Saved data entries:
····················
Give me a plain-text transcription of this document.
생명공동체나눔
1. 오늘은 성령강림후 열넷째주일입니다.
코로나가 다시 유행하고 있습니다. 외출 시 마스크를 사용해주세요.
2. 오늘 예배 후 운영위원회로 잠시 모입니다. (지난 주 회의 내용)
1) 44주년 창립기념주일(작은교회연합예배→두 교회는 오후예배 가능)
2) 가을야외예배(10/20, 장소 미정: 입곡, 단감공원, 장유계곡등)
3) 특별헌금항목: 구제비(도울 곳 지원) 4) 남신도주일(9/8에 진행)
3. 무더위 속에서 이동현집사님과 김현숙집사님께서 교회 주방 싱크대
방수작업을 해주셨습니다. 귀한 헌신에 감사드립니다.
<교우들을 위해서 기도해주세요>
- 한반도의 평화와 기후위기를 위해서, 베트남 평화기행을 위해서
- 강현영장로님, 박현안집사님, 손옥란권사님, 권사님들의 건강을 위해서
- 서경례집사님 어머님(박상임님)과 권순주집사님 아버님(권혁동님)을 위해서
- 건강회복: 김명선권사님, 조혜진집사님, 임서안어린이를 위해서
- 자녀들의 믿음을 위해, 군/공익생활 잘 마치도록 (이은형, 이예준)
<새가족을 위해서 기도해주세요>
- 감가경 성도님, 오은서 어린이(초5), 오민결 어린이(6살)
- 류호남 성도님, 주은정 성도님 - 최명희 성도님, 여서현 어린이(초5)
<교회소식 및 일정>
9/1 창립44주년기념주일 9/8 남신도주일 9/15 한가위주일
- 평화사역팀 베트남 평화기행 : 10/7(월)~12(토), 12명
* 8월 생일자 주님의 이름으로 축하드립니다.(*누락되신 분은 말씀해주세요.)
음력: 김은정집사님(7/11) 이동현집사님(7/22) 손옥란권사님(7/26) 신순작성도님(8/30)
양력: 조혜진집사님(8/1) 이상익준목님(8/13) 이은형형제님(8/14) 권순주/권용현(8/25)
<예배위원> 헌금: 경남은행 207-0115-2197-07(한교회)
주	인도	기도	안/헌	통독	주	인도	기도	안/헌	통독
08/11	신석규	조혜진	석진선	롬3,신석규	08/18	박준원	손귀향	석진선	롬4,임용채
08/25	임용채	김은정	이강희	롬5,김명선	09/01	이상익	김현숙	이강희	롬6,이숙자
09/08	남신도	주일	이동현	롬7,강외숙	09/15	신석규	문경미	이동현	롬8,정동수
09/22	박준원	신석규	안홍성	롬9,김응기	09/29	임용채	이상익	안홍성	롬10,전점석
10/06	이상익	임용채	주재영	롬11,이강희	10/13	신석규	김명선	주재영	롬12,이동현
····················
- Given request
Your task is to reproduce the whole listing exactly.

- Written solution
Give me a plain-text transcription of this document.
생명공동체나눔
1. 오늘은 성령강림후 열넷째주일입니다.
코로나가 다시 유행하고 있습니다. 외출 시 마스크를 사용해주세요.
2. 오늘 예배 후 운영위원회로 잠시 모입니다. (지난 주 회의 내용)
1) 44주년 창립기념주일(작은교회연합예배→두 교회는 오후예배 가능)
2) 가을야외예배(10/20, 장소 미정: 입곡, 단감공원, 장유계곡등)
3) 특별헌금항목: 구제비(도울 곳 지원) 4) 남신도주일(9/8에 진행)
3. 무더위 속에서 이동현집사님과 김현숙집사님께서 교회 주방 싱크대
방수작업을 해주셨습니다. 귀한 헌신에 감사드립니다.
<교우들을 위해서 기도해주세요>
- 한반도의 평화와 기후위기를 위해서, 베트남 평화기행을 위해서
- 강현영장로님, 박현안집사님, 손옥란권사님, 권사님들의 건강을 위해서
- 서경례집사님 어머님(박상임님)과 권순주집사님 아버님(권혁동님)을 위해서
- 건강회복: 김명선권사님, 조혜진집사님, 임서안어린이를 위해서
- 자녀들의 믿음을 위해, 군/공익생활 잘 마치도록 (이은형, 이예준)
<새가족을 위해서 기도해주세요>
- 감가경 성도님, 오은서 어린이(초5), 오민결 어린이(6살)
- 류호남 성도님, 주은정 성도님 - 최명희 성도님, 여서현 어린이(초5)
<교회소식 및 일정>
9/1 창립44주년기념주일 9/8 남신도주일 9/15 한가위주일
- 평화사역팀 베트남 평화기행 : 10/7(월)~12(토), 12명
* 8월 생일자 주님의 이름으로 축하드립니다.(*누락되신 분은 말씀해주세요.)
음력: 김은정집사님(7/11) 이동현집사님(7/22) 손옥란권사님(7/26) 신순작성도님(8/30)
양력: 조혜진집사님(8/1) 이상익준목님(8/13) 이은형형제님(8/14) 권순주/권용현(8/25)
<예배위원> 헌금: 경남은행 207-0115-2197-07(한교회)
주	인도	기도	안/헌	통독	주	인도	기도	안/헌	통독
08/11	신석규	조혜진	석진선	롬3,신석규	08/18	박준원	손귀향	석진선	롬4,임용채
08/25	임용채	김은정	이강희	롬5,김명선	09/01	이상익	김현숙	이강희	롬6,이숙자
09/08	남신도	주일	이동현	롬7,강외숙	09/15	신석규	문경미	이동현	롬8,정동수
09/22	박준원	신석규	안홍성	롬9,김응기	09/29	임용채	이상익	안홍성	롬10,전점석
10/06	이상익	임용채	주재영	롬11,이강희	10/13	신석규	김명선	주재영	롬12,이동현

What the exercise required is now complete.